Problem details:
Rewrite the records from the first line up to and including the line with "arrow — [626, 162, 643, 201]", putting "resistance-band" in place of "support-band" and leaving everything else unchanged.

Data:
==================================================
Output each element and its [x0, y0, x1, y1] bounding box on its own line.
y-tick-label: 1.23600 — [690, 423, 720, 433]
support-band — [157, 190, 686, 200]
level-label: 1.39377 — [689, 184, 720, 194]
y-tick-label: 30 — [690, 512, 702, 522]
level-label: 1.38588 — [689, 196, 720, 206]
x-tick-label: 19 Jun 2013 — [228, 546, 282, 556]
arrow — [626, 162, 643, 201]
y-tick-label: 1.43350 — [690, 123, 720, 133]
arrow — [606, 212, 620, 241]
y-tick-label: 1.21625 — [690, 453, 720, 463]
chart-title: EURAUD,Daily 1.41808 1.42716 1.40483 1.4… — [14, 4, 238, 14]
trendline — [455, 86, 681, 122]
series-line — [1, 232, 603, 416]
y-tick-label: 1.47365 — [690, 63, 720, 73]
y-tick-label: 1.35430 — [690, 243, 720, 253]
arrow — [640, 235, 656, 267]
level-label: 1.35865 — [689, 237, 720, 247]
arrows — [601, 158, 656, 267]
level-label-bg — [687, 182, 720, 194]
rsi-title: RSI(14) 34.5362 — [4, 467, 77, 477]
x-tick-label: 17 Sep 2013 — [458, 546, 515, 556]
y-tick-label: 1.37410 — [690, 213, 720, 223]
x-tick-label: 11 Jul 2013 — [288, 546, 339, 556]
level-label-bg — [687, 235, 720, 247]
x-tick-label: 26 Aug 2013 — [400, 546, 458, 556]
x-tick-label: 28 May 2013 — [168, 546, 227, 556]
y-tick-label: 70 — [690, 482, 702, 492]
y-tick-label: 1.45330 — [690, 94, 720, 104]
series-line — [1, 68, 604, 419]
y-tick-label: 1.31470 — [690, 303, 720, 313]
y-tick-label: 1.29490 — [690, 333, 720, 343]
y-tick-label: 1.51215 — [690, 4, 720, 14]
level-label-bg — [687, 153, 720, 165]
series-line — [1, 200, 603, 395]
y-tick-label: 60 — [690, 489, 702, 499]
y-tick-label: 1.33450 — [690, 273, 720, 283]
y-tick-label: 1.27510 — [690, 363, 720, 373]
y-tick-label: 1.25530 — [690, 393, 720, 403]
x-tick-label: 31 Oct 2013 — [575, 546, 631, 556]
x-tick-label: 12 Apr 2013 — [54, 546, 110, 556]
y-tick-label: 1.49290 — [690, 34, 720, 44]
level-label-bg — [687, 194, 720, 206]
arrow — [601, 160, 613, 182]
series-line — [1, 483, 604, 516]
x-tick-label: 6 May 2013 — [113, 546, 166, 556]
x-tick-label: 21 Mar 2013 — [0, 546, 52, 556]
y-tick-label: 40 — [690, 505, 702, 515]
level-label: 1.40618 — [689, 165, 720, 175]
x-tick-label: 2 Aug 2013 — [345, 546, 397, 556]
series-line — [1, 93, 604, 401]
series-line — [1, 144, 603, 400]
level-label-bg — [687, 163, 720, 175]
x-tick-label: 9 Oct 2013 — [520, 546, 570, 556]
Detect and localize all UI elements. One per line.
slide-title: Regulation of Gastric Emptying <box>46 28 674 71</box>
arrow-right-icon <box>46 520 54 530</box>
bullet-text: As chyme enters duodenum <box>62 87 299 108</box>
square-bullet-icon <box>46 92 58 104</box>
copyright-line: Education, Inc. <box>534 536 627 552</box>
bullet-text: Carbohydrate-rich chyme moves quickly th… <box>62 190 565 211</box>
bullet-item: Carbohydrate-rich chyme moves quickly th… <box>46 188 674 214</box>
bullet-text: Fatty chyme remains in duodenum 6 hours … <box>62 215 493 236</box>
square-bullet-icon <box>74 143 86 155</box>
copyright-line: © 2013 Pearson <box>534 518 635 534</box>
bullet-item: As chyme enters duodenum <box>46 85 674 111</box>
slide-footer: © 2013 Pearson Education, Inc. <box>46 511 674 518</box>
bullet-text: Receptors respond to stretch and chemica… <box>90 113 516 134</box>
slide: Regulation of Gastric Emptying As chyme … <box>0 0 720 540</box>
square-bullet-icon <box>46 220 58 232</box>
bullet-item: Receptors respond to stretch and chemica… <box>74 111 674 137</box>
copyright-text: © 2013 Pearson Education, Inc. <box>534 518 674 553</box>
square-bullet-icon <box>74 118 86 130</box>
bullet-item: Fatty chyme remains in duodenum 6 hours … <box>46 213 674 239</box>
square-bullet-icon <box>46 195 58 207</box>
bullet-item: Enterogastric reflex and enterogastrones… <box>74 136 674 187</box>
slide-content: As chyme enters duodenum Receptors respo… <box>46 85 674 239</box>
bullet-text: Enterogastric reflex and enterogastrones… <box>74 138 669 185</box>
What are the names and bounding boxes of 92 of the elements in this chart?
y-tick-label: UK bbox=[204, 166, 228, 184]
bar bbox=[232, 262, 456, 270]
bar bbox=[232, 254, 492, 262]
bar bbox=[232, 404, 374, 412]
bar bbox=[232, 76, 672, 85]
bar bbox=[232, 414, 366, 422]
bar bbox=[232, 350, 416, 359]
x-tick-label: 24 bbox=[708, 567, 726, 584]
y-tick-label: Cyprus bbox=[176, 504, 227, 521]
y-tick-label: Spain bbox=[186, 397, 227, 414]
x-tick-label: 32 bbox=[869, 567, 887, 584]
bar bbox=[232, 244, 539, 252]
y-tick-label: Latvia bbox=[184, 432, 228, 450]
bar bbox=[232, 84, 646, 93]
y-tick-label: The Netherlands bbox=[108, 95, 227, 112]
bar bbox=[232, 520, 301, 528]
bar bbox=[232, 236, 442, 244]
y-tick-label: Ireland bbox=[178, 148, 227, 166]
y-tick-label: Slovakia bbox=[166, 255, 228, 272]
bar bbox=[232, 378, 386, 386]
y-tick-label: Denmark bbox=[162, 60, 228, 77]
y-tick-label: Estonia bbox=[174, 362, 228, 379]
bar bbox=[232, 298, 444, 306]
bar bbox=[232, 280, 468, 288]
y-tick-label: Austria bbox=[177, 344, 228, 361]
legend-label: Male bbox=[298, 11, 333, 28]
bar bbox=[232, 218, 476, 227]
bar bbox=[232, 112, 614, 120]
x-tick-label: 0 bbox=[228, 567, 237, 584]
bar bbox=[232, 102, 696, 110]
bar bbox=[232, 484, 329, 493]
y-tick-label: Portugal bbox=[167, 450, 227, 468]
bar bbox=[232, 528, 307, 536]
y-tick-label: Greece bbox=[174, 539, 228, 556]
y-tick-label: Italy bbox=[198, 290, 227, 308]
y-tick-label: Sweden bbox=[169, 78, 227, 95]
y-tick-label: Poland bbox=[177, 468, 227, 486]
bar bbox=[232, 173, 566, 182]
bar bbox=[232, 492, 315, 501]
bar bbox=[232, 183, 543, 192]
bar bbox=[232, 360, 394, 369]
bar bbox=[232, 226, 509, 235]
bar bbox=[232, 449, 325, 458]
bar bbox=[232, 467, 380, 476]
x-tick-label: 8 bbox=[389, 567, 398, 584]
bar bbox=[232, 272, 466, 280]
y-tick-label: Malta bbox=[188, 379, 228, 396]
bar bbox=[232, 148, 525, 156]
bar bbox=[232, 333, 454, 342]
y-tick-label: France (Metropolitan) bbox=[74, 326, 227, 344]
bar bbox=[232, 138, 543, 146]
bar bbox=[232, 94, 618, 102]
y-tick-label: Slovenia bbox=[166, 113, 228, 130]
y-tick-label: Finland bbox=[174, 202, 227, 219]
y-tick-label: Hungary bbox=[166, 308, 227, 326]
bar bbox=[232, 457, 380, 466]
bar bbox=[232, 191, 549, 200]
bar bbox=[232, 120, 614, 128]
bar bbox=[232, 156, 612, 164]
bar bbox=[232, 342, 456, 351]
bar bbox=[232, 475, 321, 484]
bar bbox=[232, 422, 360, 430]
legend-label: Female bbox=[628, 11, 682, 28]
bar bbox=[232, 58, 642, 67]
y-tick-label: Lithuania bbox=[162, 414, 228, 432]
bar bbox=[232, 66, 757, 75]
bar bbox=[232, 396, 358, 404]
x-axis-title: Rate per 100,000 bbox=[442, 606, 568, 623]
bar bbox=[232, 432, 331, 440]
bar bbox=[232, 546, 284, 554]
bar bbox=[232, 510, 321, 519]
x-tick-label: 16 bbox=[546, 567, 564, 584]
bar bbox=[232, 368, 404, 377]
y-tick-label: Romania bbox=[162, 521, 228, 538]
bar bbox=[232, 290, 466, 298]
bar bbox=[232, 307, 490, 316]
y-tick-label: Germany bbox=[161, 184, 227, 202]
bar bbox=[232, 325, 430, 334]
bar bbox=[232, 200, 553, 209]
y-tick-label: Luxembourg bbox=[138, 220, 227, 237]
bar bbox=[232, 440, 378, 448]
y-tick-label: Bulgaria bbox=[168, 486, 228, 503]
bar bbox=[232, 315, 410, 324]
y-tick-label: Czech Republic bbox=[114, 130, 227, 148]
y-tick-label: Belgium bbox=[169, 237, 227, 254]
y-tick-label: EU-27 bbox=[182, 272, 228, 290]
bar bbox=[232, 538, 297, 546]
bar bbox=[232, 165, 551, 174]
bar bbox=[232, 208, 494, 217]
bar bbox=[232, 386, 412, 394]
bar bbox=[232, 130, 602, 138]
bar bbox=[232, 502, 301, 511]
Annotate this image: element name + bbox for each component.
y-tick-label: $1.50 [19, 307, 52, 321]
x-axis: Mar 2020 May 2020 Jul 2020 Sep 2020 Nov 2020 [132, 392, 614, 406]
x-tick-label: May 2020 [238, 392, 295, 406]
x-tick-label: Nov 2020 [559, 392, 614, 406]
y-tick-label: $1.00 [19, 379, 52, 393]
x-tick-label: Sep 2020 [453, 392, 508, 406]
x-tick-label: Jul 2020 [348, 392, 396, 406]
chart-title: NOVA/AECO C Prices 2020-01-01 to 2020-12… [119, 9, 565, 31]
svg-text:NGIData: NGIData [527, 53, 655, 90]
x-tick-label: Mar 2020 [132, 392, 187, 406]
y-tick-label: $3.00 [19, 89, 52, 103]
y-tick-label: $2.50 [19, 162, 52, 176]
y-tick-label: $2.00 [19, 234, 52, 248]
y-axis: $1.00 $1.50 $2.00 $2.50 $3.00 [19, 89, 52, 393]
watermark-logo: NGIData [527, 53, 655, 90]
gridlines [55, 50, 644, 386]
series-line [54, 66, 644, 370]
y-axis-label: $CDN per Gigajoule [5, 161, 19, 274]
==================================================
Exercise solution:
Output each element and its [x0, y0, x1, y1] bounding box on its own line.
y-tick-label: 1.23600 — [690, 423, 720, 433]
resistance-band — [157, 190, 686, 200]
level-label: 1.39377 — [689, 184, 720, 194]
y-tick-label: 30 — [690, 512, 702, 522]
level-label: 1.38588 — [689, 196, 720, 206]
x-tick-label: 19 Jun 2013 — [228, 546, 282, 556]
arrow — [626, 162, 643, 201]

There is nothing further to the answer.